Gather all lines in the records below that include the word "Satellites".

_LISTED RECORDS:_
————

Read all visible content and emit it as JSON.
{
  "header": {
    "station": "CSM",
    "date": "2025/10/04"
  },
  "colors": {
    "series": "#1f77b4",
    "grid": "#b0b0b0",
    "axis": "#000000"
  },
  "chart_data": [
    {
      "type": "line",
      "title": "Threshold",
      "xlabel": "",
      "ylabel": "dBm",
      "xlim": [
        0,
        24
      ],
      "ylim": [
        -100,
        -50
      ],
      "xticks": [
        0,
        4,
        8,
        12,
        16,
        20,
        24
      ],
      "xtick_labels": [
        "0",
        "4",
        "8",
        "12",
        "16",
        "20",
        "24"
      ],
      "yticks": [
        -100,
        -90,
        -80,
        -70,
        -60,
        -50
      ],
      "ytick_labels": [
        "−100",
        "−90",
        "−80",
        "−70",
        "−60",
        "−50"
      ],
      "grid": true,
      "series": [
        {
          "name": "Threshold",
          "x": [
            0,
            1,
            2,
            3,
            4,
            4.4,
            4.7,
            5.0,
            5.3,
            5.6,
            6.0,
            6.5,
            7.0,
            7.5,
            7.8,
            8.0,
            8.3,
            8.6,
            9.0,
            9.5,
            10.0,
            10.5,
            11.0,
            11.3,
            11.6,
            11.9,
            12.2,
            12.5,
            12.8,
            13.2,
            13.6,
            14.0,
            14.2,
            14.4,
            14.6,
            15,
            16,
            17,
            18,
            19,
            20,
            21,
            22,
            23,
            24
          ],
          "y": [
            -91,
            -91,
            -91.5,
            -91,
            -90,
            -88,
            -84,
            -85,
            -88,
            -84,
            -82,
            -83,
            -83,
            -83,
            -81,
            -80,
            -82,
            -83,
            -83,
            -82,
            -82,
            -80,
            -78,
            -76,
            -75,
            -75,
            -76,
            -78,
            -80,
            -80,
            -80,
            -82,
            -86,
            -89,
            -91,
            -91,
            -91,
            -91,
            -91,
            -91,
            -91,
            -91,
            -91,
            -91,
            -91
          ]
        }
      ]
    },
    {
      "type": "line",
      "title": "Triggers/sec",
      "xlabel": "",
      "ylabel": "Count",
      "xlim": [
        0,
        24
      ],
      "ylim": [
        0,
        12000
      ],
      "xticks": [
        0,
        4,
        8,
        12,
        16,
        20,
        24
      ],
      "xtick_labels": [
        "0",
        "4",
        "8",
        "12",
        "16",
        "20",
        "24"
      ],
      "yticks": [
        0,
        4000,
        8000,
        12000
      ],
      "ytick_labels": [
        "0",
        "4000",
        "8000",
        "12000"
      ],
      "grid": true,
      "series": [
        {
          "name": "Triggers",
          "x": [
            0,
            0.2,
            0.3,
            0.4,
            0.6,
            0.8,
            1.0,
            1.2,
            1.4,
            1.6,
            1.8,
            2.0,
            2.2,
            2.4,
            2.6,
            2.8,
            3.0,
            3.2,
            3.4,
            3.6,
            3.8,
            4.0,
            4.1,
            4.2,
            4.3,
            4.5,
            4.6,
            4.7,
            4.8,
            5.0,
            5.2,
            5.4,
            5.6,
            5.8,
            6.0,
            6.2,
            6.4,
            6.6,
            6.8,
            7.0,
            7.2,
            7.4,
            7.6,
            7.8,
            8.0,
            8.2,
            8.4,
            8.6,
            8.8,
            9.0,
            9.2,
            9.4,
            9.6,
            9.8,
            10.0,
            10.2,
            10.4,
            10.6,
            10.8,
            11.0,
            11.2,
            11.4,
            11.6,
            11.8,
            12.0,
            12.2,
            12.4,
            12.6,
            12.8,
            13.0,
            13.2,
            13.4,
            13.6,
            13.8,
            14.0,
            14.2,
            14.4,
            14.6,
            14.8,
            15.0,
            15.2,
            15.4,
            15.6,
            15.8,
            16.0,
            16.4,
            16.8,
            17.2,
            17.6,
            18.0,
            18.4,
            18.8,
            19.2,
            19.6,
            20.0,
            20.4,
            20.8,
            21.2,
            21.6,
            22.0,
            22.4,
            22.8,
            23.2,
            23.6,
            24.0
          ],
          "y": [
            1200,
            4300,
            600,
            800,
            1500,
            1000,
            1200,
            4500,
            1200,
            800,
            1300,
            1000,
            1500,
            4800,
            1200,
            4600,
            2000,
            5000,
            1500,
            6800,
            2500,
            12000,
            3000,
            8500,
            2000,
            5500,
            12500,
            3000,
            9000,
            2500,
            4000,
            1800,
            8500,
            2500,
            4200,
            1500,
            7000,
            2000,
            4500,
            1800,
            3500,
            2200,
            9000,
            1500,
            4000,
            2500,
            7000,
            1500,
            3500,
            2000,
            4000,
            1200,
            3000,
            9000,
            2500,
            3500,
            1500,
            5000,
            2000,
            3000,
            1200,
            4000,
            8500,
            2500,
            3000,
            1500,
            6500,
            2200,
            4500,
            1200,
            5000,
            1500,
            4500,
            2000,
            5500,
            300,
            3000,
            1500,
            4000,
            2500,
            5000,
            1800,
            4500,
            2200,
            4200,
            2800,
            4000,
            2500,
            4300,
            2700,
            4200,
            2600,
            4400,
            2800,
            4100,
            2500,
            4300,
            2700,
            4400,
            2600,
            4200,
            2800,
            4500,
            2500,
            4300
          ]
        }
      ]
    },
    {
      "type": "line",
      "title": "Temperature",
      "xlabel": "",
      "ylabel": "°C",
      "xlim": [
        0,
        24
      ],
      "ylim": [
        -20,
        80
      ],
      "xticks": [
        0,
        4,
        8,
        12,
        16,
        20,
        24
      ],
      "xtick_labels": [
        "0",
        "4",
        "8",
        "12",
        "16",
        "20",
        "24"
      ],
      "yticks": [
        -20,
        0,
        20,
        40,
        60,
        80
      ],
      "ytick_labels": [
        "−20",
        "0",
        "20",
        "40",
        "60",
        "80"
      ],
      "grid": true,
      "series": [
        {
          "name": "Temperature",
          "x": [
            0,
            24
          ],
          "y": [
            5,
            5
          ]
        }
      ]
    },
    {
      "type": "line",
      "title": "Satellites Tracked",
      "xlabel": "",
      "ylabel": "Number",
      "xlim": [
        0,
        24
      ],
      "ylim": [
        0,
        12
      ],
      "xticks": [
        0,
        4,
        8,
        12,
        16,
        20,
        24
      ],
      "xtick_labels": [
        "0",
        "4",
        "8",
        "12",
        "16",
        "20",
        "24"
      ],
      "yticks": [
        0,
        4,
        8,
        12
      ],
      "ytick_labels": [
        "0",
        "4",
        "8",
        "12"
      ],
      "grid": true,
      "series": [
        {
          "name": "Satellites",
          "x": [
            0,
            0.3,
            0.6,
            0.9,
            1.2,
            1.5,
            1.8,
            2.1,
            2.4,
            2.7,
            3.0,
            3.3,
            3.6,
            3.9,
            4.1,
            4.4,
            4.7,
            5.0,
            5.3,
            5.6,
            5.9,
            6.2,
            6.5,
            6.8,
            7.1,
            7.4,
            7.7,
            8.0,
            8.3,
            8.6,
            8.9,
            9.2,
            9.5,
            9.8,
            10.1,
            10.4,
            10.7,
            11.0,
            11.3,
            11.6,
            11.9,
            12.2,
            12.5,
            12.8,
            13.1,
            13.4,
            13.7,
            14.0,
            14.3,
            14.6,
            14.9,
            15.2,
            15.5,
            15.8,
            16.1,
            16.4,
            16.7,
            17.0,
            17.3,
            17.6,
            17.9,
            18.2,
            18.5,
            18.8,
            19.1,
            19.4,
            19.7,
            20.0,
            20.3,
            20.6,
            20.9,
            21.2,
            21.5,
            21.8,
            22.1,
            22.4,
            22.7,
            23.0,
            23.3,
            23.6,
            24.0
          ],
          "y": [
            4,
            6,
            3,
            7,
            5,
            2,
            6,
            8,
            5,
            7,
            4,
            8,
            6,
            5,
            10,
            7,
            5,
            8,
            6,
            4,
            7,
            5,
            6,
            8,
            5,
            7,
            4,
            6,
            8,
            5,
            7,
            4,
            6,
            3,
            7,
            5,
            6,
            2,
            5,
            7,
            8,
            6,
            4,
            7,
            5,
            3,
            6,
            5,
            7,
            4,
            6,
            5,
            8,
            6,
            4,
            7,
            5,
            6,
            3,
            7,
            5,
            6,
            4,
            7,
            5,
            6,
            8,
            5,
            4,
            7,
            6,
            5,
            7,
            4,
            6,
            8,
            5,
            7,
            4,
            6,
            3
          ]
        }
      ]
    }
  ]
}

————

_RESULT FOR THIS EXERCISE:_
      "title": "Satellites Tracked",
          "name": "Satellites",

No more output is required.